→ Given data
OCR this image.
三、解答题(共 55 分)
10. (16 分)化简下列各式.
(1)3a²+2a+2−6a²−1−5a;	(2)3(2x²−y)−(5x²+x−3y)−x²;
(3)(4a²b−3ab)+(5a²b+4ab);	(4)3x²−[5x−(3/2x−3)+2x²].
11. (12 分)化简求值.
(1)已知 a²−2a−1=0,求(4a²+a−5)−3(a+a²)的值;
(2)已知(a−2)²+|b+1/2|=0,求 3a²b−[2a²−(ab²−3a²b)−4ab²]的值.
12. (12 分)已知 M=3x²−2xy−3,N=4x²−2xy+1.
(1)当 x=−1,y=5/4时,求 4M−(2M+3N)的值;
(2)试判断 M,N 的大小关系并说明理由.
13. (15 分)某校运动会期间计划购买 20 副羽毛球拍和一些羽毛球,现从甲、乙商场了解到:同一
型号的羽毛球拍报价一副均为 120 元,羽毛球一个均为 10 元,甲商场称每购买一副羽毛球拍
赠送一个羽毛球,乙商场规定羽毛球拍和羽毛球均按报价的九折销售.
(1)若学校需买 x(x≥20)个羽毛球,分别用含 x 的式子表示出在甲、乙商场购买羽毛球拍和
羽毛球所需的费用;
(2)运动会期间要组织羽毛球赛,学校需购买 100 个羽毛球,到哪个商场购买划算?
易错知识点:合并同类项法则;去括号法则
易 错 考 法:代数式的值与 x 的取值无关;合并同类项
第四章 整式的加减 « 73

→ Problem to work on
Write the entries again, exactly as they stand.

→ Correct response
OCR this image.
三、解答题(共 55 分)
10. (16 分)化简下列各式.
(1)3a²+2a+2−6a²−1−5a;	(2)3(2x²−y)−(5x²+x−3y)−x²;
(3)(4a²b−3ab)+(5a²b+4ab);	(4)3x²−[5x−(3/2x−3)+2x²].
11. (12 分)化简求值.
(1)已知 a²−2a−1=0,求(4a²+a−5)−3(a+a²)的值;
(2)已知(a−2)²+|b+1/2|=0,求 3a²b−[2a²−(ab²−3a²b)−4ab²]的值.
12. (12 分)已知 M=3x²−2xy−3,N=4x²−2xy+1.
(1)当 x=−1,y=5/4时,求 4M−(2M+3N)的值;
(2)试判断 M,N 的大小关系并说明理由.
13. (15 分)某校运动会期间计划购买 20 副羽毛球拍和一些羽毛球,现从甲、乙商场了解到:同一
型号的羽毛球拍报价一副均为 120 元,羽毛球一个均为 10 元,甲商场称每购买一副羽毛球拍
赠送一个羽毛球,乙商场规定羽毛球拍和羽毛球均按报价的九折销售.
(1)若学校需买 x(x≥20)个羽毛球,分别用含 x 的式子表示出在甲、乙商场购买羽毛球拍和
羽毛球所需的费用;
(2)运动会期间要组织羽毛球赛,学校需购买 100 个羽毛球,到哪个商场购买划算?
易错知识点:合并同类项法则;去括号法则
易 错 考 法:代数式的值与 x 的取值无关;合并同类项
第四章 整式的加减 « 73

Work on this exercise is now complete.